───── ENTRIES SUPPLIED ─────

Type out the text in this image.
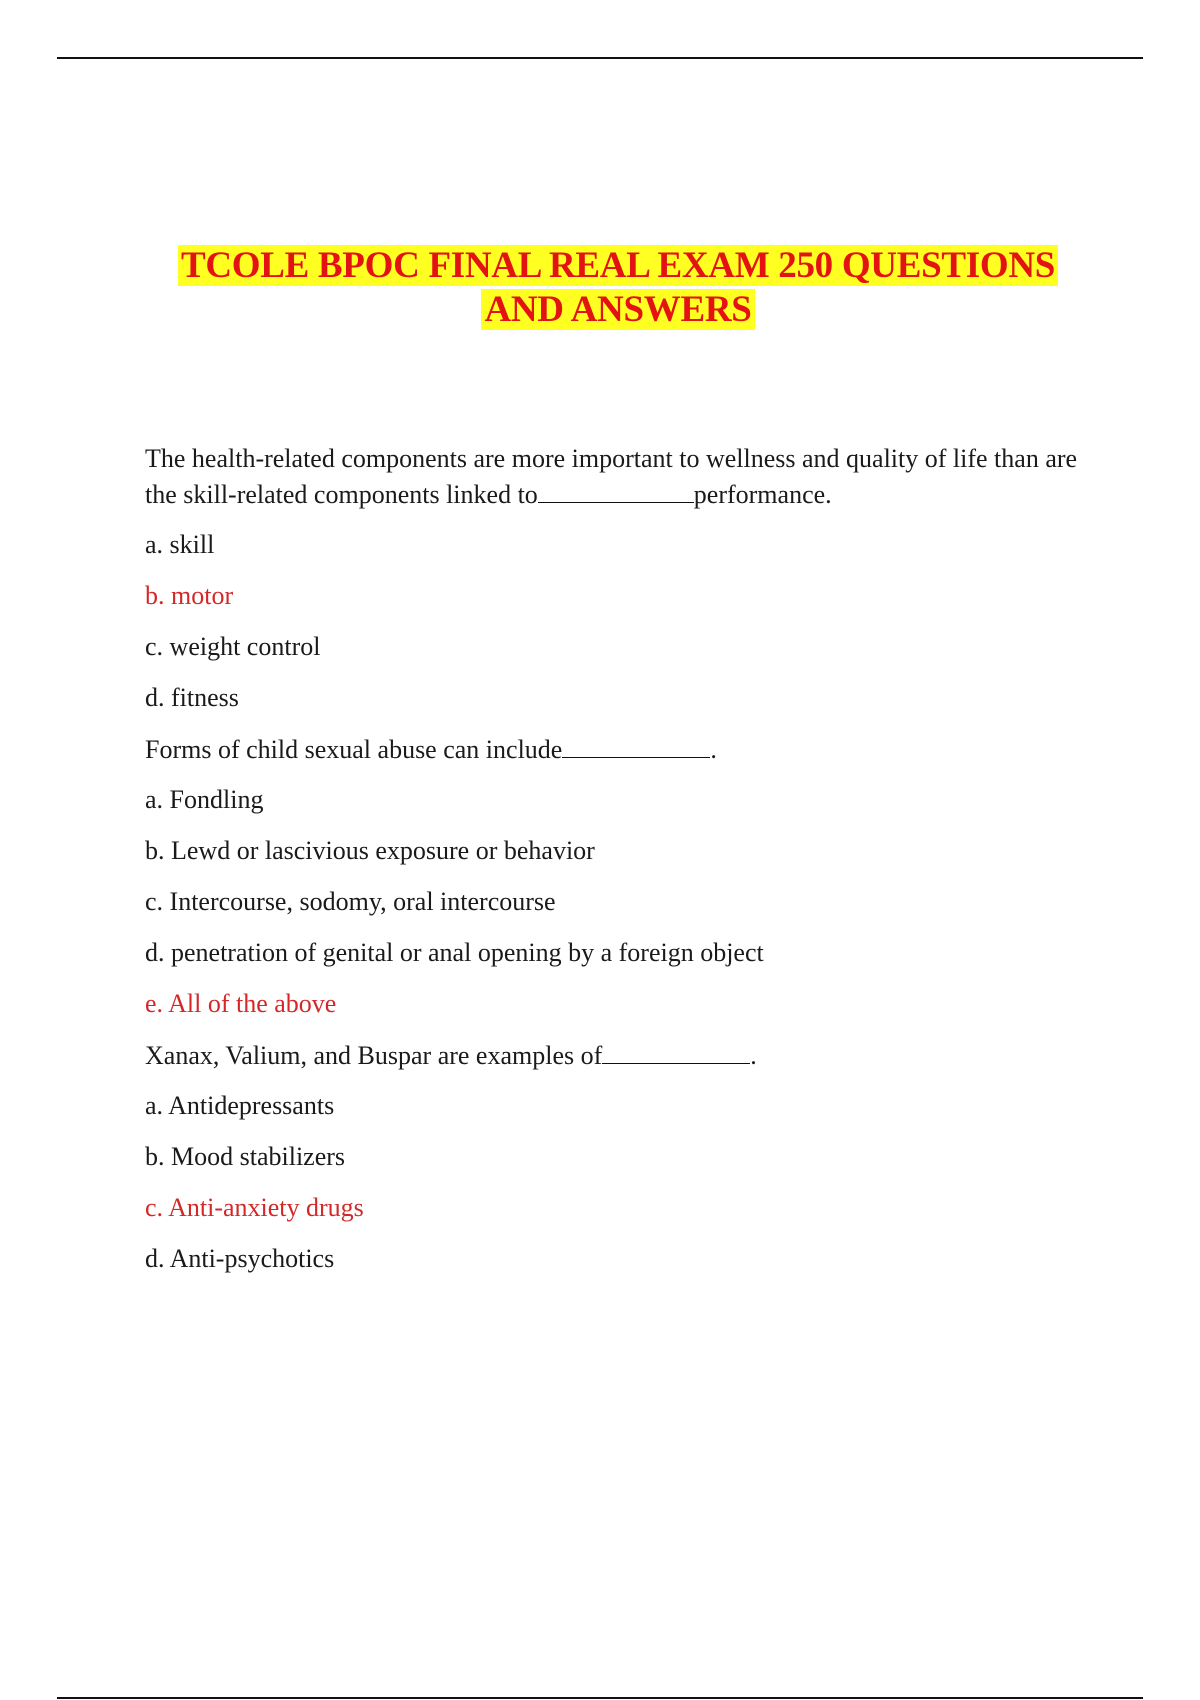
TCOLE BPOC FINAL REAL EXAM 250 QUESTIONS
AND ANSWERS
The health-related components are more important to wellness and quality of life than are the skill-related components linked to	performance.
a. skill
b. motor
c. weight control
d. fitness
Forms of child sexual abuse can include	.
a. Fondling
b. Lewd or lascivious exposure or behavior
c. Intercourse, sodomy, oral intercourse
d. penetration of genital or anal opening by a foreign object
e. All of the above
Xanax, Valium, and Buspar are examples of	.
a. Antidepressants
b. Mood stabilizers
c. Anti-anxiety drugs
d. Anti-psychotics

─────

Look through the entries above and list every line containing "skill".

→ **RESULT BELOW**:
The health-related components are more important to wellness and quality of life than are the skill-related components linked to	performance.
a. skill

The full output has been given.